* [Aufgabenstellung]
[A] Beantworten Sie anhand des Textes über Verhandlungsmacht kurz folgende Fragen:
(i) Wie heißt der Fotograf, von dem am Anfang die Rede ist?
(ii) Mit welchem Fahrzeug kommt der Verkäufer der Wohnung zur Besichtigung?
(iii) Unter welchem Namen ist die Methode chinesischer Geschäftsleute bekannt?
[B] Aktualisieren Sie im Text über Verhandlungsmacht den Abschnitt, der mit den Worten „Nochmal zu Roosevelt: Welche“ beginnt und mit „scheinbare Machtlosigkeit fokussieren.“ endet. Geben Sie ihn wieder und setzen Sie dabei „Foto“ anstelle von „Bild“ ein.

* [Vorliegender Text]
· · · ·

Nochmal zu Roosevelt: Welche Macht hatte eigentlich der Fotograf Moffet? Was genau hätte er denn mit dem Bild gemacht, wenn Roosevelt kein Interesse daran gehabt hätte? Oder wenn Roosevelt die Wahl verloren hätte – wer würde sich für das Bild des Verlierers interessieren? Na, eben, Moffet hatte wenig in der Hinterhand. Die Schwäche des anderen kann schnell übersehen werden, wenn wir uns zu sehr auf unsere eigene, scheinbare Machtlosigkeit fokussieren.

Wer hat also die Macht? – Sie, wenn Ihr Gegenüber davon überzeugt ist!13

Einschüchterung verstehen

Versierte Verhandlungspartner werden von Anfang an versuchen, die Wahrnehmung von Macht zu ihren Gunsten zu verschieben. Der Verkäufer Ihrer neuen Wohnung kommt mit einem Maybach mit Chauffeur zur Besichtigung vorgefahren. Was geschieht? Sie sind froh, dass Sie mit einem solch bedeutenden Menschen Geschäfte machen dürfen, und es wäre Ihnen geradezu peinlich, mit ihm zu feilschen. Das Auftreten und Statussymbole sind die traditionellen Markenzeichen von Hochstaplern: Sie wussten schon immer, worauf Menschen achten. Prunkvolle Eingangshallen, hübsche Empfangsdamen, Büros mit Skyline-Blick – Requisiten, mit denen sie Ihnen zeigen wollen, wie mächtig sie sind. Dazu gibt es zahlreiche subtile Methoden, Sie einzuschüchtern14: Man lässt Sie vor dem Büro warten, weil wichtigere Menschen als Sie zu treffen sind. Sie bekommen einen Stuhl angeboten, der 50 Zentimeter niedriger ist als der Ihres Gegenübers und blicken direkt in die Sonne. Vor dem Gespräch mit Ihnen sagt er seiner Assistentin, dass für die nächsten zwei Minuten – länger nicht – keine Anrufe durchgestellt werden sollen. Er schaut gelangweilt und guckt ständig auf die Uhr. Er vergisst wiederholt Ihren Namen und den Ihres Unternehmens, spricht aber sehr vertraut über seine Tenniskumpel von der Konkurrenz. Er ignoriert Ihre mitgebrachten Proben. Wenn er Ihnen nun doch einen Deal vorschlägt, fühlen Sie sich geradezu geschmeichelt.

Chinesische Geschäftsleute nutzen eine Methode, die als Long Wait bekannt ist15: Ausländische Geschäftspartner, die mit Produktionsstätten im chinesischen Hinterland verhandeln müssen, bekommen von der Regierung häufig noch weiter abgelegene Unterkünfte zugewiesen. Nicht nur, dass diese Schlafstätten keine Mitglieder bei Leading Hotels of the World sind: Man empfängt die Gäste zu einer freundlichen ersten Verhandlungsrunde, nach der sie von einem Fahrer, der kein Englisch spricht, zurück in die chinesische Pampa gefahren werden, wo man sie ohne neuen Verhandlungstermin warten lässt – einige Tage, manchmal sogar mehrere Wochen. Irgendwann hat auch der geduldigste Besucher keine Lust mehr und will einfach nur nach Hause. Man packt die Koffer und begibt sich mit einem, nach einigem Hin und Her aufgetriebenen Taxi zum Flughafen. Kaum haben die chinesischen Geschäftspartner davon erfahren, kommen sie zum Flughafen und versprechen mit größter Freundlichkeit und Verbindlichkeit sofortige Treffen. Nach ein, zwei Tagen der Verhandlung beginnt das Spiel aufs Neue. Was geschieht dabei? Die Wahrnehmung der Macht wird verschoben.

· · · ·

* [Bereitgestellte Daten]

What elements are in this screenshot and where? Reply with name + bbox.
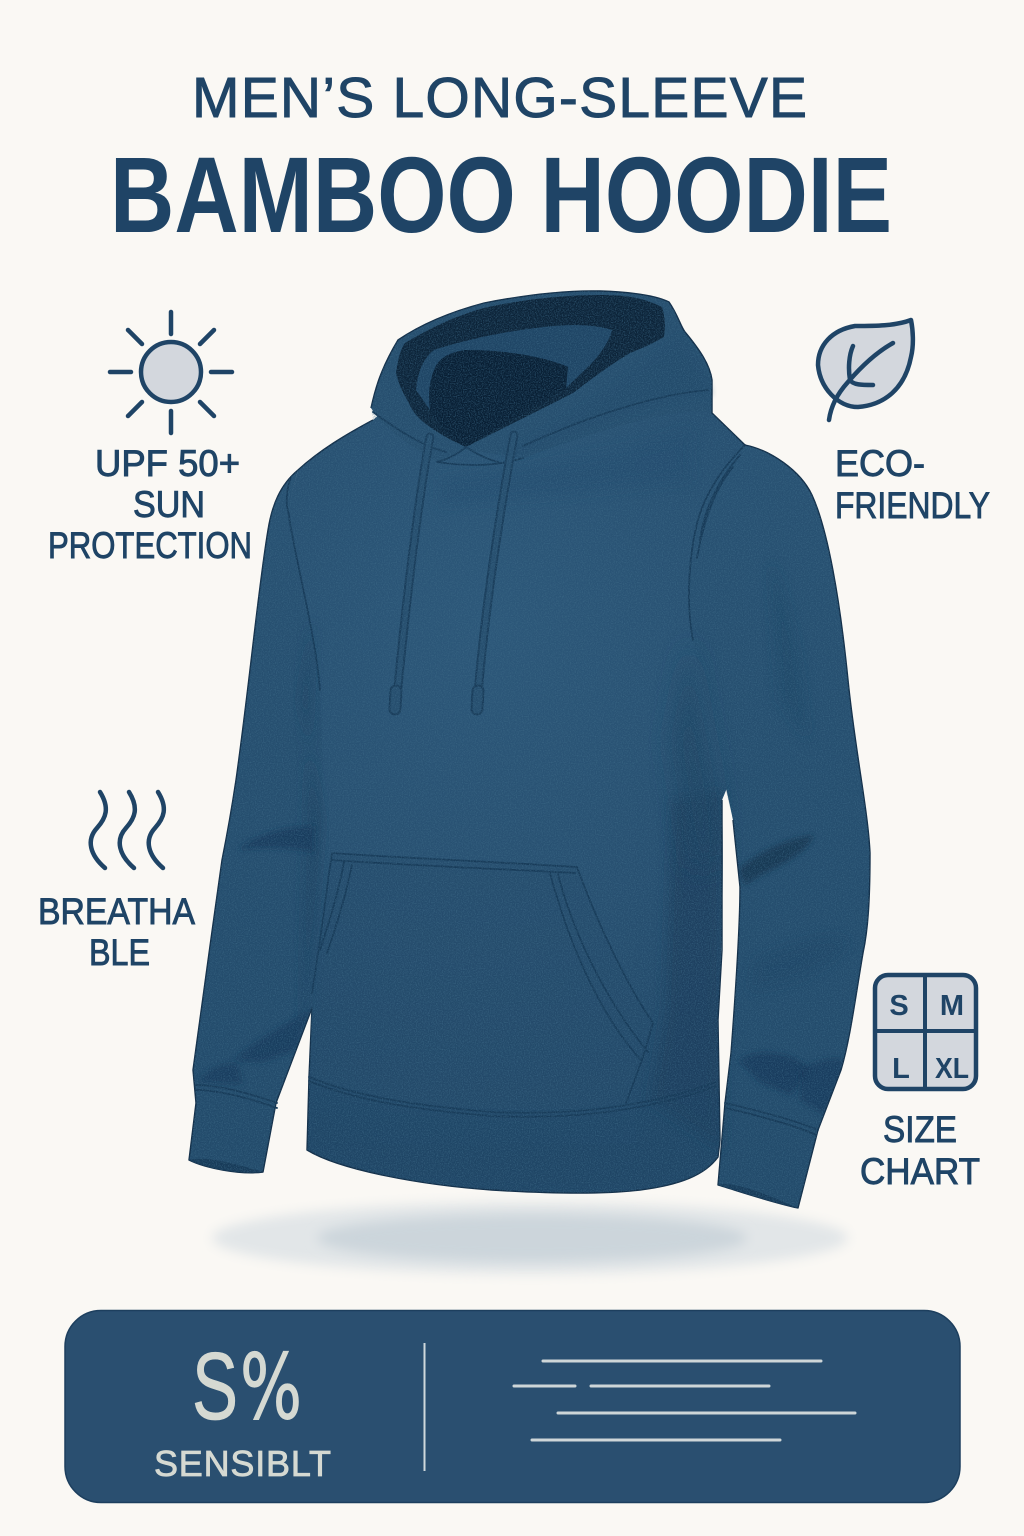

· · · ·

* [Lösungen in Reihenfolge]
[A]
(i) Moffet
(ii) Mit einem Maybach mit Chauffeur
(iii) Long Wait

[B]
Nochmal zu Roosevelt: Welche Macht hatte eigentlich der Fotograf Moffet? Was genau hätte er denn mit dem Foto gemacht, wenn Roosevelt kein Interesse daran gehabt hätte? Oder wenn Roosevelt die Wahl verloren hätte – wer würde sich für das Foto des Verlierers interessieren? Na, eben, Moffet hatte wenig in der Hinterhand. Die Schwäche des anderen kann schnell übersehen werden, wenn wir uns zu sehr auf unsere eigene, scheinbare Machtlosigkeit fokussieren.